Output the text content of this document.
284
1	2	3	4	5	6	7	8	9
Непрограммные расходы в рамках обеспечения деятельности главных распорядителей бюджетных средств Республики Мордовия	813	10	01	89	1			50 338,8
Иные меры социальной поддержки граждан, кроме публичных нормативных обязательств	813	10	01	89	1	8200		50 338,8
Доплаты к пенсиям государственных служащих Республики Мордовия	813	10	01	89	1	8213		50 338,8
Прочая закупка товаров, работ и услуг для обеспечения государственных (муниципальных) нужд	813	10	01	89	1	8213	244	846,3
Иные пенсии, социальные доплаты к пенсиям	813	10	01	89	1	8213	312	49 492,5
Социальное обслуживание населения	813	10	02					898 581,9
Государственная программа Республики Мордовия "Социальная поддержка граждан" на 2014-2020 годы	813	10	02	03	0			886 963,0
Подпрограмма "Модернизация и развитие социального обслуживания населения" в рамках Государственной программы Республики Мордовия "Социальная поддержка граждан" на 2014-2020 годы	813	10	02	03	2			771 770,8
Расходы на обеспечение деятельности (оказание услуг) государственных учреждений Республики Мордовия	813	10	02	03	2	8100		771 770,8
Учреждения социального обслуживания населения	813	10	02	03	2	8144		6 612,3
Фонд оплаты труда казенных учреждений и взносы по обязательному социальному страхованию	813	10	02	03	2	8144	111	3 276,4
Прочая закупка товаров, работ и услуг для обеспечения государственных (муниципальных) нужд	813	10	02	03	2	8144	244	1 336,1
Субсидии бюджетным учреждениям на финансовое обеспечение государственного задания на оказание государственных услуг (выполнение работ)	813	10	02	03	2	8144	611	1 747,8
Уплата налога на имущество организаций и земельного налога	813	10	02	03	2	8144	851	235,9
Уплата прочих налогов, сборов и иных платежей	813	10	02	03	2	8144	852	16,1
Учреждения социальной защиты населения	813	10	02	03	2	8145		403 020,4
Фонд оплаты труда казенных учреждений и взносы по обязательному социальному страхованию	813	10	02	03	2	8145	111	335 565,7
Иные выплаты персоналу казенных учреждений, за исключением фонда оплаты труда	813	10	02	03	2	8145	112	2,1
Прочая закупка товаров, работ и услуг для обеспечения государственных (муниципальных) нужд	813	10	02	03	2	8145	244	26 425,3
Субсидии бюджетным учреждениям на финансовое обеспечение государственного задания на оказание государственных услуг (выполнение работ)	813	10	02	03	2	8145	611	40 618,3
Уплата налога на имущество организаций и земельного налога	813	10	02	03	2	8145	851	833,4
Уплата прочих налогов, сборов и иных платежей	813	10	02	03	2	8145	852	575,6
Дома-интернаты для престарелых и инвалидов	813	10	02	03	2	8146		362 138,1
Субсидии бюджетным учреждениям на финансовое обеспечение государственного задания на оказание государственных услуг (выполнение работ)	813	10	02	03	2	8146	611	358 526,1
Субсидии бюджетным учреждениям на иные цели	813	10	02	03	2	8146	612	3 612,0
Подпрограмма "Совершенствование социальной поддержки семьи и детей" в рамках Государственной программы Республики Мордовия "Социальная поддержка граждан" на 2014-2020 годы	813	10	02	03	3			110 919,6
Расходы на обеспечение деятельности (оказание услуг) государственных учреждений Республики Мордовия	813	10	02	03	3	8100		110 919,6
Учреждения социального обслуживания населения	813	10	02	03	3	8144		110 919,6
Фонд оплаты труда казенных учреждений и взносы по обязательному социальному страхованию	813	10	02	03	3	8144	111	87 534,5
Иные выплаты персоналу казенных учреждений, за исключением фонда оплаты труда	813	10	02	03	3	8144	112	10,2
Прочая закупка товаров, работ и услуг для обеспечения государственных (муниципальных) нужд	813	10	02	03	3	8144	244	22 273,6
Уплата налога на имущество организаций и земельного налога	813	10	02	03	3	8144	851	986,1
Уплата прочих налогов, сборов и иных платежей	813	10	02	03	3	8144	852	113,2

================================

[WHAT YOU NEED TO DO]: Count the lines of these entries that hold the string "социального", and give only that number.

[WORKED SOLUTION]: 3